**Exercise directions**:
Copy each line that contains the string "хватаетъ".

-- BEGIN Records supplied --

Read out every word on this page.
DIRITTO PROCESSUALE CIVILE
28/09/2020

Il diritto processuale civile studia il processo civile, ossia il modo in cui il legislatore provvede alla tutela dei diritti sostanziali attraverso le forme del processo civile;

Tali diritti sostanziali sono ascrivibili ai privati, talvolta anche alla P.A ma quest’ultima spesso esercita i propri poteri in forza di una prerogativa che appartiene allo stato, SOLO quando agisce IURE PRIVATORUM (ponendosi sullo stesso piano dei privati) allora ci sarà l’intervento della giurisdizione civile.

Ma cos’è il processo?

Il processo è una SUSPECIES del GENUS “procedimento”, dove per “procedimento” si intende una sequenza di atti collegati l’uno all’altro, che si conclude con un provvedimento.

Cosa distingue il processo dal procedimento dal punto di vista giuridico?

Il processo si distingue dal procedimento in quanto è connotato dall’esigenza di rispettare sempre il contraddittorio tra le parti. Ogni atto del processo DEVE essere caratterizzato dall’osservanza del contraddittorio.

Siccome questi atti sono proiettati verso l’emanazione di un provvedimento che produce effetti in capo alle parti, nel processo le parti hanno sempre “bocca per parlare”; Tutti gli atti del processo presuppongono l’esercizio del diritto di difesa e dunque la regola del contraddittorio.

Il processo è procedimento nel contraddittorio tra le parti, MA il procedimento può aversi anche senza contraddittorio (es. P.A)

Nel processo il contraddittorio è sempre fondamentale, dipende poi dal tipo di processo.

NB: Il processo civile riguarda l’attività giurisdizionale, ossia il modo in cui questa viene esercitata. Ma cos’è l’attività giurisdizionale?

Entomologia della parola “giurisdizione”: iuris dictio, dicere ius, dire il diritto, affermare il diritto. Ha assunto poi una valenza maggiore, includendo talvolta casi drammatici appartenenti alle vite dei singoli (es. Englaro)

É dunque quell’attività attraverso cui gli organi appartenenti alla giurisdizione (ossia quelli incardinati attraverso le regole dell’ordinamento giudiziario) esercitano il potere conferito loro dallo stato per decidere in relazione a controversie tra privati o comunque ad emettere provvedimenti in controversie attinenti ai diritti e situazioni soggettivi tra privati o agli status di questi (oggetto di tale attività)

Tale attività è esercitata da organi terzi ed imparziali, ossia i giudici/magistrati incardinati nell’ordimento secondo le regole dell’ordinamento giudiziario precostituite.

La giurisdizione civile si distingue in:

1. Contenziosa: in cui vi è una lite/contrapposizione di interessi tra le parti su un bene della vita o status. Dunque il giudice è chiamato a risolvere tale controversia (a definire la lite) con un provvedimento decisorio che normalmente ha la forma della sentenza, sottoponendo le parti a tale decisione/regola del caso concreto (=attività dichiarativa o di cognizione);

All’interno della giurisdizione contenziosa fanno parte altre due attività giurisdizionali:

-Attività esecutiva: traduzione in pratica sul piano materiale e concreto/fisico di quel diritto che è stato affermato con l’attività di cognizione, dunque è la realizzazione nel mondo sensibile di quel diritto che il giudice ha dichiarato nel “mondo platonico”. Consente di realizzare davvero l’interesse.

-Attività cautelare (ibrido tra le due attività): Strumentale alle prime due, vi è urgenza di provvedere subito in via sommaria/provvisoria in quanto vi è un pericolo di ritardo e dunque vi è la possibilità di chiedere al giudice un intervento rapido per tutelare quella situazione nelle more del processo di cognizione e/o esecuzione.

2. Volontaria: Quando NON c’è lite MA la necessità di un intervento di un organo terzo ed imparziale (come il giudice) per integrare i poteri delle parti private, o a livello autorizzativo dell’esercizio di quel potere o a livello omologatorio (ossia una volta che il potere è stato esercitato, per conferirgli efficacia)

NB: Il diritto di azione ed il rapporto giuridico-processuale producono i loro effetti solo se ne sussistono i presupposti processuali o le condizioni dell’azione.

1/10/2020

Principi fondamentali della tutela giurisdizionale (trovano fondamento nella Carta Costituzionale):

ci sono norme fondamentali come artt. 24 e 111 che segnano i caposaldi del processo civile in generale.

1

-- END Records supplied --
-- BEGIN Records supplied --

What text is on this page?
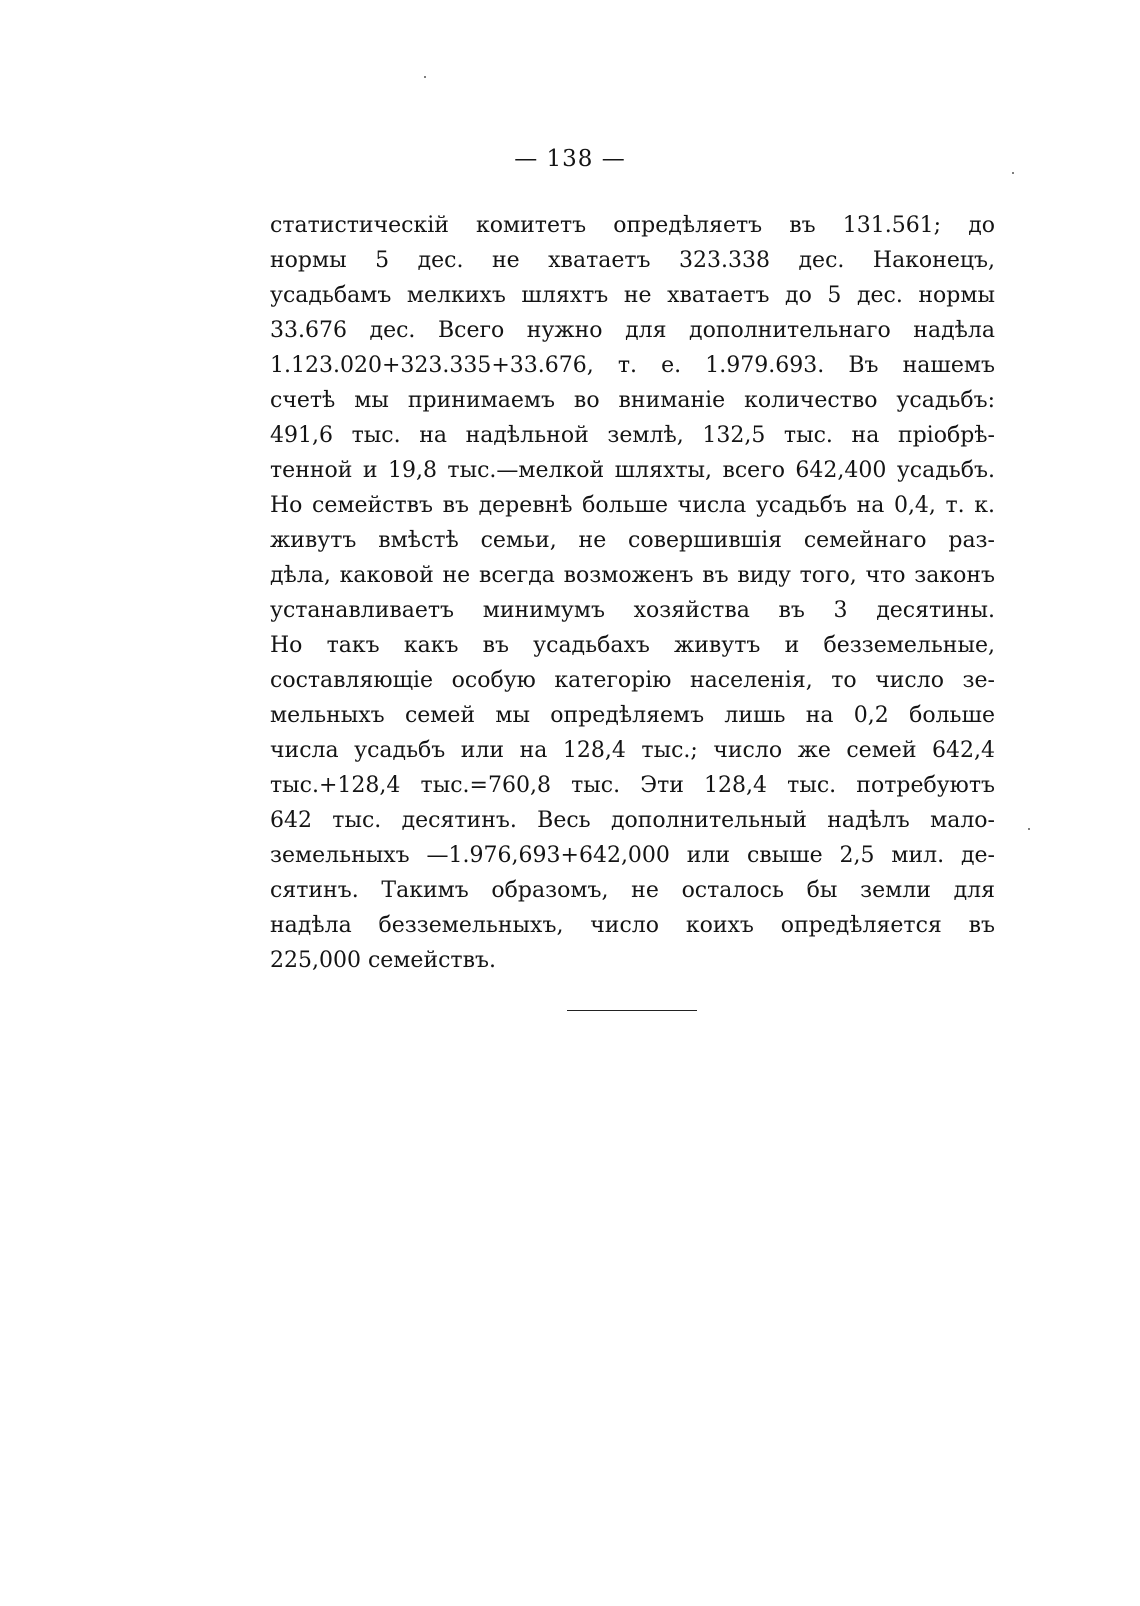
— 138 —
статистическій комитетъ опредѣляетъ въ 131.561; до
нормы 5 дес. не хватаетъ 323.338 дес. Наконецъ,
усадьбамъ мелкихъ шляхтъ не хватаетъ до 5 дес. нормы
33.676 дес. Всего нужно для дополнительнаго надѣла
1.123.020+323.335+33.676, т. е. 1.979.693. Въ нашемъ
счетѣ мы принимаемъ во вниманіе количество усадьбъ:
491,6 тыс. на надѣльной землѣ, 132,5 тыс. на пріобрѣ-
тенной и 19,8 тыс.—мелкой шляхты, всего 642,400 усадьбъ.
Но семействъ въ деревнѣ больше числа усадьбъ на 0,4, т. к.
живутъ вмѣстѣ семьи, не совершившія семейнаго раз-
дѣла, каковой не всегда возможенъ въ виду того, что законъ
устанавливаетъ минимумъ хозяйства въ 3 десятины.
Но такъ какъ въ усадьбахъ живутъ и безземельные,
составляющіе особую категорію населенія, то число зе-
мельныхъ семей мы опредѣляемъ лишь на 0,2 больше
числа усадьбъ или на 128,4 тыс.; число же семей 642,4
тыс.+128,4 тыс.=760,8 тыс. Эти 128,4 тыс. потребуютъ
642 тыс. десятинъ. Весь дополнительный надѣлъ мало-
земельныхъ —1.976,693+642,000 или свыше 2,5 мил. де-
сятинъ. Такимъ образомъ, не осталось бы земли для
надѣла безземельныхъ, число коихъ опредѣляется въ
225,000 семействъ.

-- END Records supplied --
-- BEGIN Records supplied --

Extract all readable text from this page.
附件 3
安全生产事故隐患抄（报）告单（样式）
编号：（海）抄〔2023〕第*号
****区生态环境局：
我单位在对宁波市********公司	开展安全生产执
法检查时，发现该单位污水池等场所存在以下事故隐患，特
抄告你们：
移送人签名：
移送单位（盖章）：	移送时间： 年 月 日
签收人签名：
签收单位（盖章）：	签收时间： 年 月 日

-- END Records supplied --

**Answer to the exercise**:
нормы 5 дес. не хватаетъ 323.338 дес. Наконецъ,
усадьбамъ мелкихъ шляхтъ не хватаетъ до 5 дес. нормы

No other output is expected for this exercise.